** Start Material supplied **

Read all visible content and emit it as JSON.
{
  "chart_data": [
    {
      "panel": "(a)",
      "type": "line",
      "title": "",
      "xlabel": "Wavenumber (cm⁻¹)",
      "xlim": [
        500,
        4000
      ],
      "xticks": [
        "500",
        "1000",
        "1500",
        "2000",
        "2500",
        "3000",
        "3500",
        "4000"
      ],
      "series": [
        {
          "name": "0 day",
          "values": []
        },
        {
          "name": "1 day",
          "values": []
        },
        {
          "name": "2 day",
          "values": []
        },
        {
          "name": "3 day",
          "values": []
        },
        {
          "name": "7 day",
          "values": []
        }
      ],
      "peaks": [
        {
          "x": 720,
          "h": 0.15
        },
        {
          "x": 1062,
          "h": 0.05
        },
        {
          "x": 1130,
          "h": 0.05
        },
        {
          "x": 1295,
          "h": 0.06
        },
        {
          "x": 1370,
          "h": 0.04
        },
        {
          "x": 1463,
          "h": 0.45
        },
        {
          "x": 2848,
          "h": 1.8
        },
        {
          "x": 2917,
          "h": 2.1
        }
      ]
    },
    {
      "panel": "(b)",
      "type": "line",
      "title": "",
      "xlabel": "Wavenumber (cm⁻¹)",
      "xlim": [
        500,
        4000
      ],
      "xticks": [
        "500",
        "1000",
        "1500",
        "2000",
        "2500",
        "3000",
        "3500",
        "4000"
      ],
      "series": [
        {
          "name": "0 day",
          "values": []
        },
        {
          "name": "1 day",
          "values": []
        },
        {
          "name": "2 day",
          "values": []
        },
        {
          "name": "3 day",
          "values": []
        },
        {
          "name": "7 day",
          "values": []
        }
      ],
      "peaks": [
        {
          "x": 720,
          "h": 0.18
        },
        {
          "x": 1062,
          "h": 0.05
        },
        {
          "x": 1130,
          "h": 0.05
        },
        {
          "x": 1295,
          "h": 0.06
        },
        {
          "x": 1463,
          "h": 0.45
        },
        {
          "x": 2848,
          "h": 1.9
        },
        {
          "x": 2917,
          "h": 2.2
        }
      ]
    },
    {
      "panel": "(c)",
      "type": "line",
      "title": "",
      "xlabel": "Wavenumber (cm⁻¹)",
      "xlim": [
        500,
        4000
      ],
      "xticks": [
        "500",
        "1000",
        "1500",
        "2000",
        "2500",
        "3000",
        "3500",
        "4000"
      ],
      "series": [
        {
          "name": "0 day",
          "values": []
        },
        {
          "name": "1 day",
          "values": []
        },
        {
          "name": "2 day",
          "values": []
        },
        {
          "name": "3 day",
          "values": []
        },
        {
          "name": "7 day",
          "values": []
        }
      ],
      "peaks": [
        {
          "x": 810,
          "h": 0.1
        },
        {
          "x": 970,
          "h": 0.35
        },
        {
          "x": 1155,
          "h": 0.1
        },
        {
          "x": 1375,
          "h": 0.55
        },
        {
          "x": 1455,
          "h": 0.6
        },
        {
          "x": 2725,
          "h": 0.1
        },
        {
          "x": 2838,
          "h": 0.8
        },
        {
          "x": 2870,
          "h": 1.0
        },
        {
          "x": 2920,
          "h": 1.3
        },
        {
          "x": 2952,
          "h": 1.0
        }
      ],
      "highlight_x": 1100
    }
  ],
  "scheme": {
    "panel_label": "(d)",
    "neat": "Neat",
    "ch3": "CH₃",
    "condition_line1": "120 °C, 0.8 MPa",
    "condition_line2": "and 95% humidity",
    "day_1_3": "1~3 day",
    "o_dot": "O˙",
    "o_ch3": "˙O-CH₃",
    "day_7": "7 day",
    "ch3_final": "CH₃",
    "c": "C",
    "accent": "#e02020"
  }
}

** End Material supplied **

Problem to work on: Write out all the records above again, exactly as they stand.

Solution:
Read all visible content and emit it as JSON.
{
  "chart_data": [
    {
      "panel": "(a)",
      "type": "line",
      "title": "",
      "xlabel": "Wavenumber (cm⁻¹)",
      "xlim": [
        500,
        4000
      ],
      "xticks": [
        "500",
        "1000",
        "1500",
        "2000",
        "2500",
        "3000",
        "3500",
        "4000"
      ],
      "series": [
        {
          "name": "0 day",
          "values": []
        },
        {
          "name": "1 day",
          "values": []
        },
        {
          "name": "2 day",
          "values": []
        },
        {
          "name": "3 day",
          "values": []
        },
        {
          "name": "7 day",
          "values": []
        }
      ],
      "peaks": [
        {
          "x": 720,
          "h": 0.15
        },
        {
          "x": 1062,
          "h": 0.05
        },
        {
          "x": 1130,
          "h": 0.05
        },
        {
          "x": 1295,
          "h": 0.06
        },
        {
          "x": 1370,
          "h": 0.04
        },
        {
          "x": 1463,
          "h": 0.45
        },
        {
          "x": 2848,
          "h": 1.8
        },
        {
          "x": 2917,
          "h": 2.1
        }
      ]
    },
    {
      "panel": "(b)",
      "type": "line",
      "title": "",
      "xlabel": "Wavenumber (cm⁻¹)",
      "xlim": [
        500,
        4000
      ],
      "xticks": [
        "500",
        "1000",
        "1500",
        "2000",
        "2500",
        "3000",
        "3500",
        "4000"
      ],
      "series": [
        {
          "name": "0 day",
          "values": []
        },
        {
          "name": "1 day",
          "values": []
        },
        {
          "name": "2 day",
          "values": []
        },
        {
          "name": "3 day",
          "values": []
        },
        {
          "name": "7 day",
          "values": []
        }
      ],
      "peaks": [
        {
          "x": 720,
          "h": 0.18
        },
        {
          "x": 1062,
          "h": 0.05
        },
        {
          "x": 1130,
          "h": 0.05
        },
        {
          "x": 1295,
          "h": 0.06
        },
        {
          "x": 1463,
          "h": 0.45
        },
        {
          "x": 2848,
          "h": 1.9
        },
        {
          "x": 2917,
          "h": 2.2
        }
      ]
    },
    {
      "panel": "(c)",
      "type": "line",
      "title": "",
      "xlabel": "Wavenumber (cm⁻¹)",
      "xlim": [
        500,
        4000
      ],
      "xticks": [
        "500",
        "1000",
        "1500",
        "2000",
        "2500",
        "3000",
        "3500",
        "4000"
      ],
      "series": [
        {
          "name": "0 day",
          "values": []
        },
        {
          "name": "1 day",
          "values": []
        },
        {
          "name": "2 day",
          "values": []
        },
        {
          "name": "3 day",
          "values": []
        },
        {
          "name": "7 day",
          "values": []
        }
      ],
      "peaks": [
        {
          "x": 810,
          "h": 0.1
        },
        {
          "x": 970,
          "h": 0.35
        },
        {
          "x": 1155,
          "h": 0.1
        },
        {
          "x": 1375,
          "h": 0.55
        },
        {
          "x": 1455,
          "h": 0.6
        },
        {
          "x": 2725,
          "h": 0.1
        },
        {
          "x": 2838,
          "h": 0.8
        },
        {
          "x": 2870,
          "h": 1.0
        },
        {
          "x": 2920,
          "h": 1.3
        },
        {
          "x": 2952,
          "h": 1.0
        }
      ],
      "highlight_x": 1100
    }
  ],
  "scheme": {
    "panel_label": "(d)",
    "neat": "Neat",
    "ch3": "CH₃",
    "condition_line1": "120 °C, 0.8 MPa",
    "condition_line2": "and 95% humidity",
    "day_1_3": "1~3 day",
    "o_dot": "O˙",
    "o_ch3": "˙O-CH₃",
    "day_7": "7 day",
    "ch3_final": "CH₃",
    "c": "C",
    "accent": "#e02020"
  }
}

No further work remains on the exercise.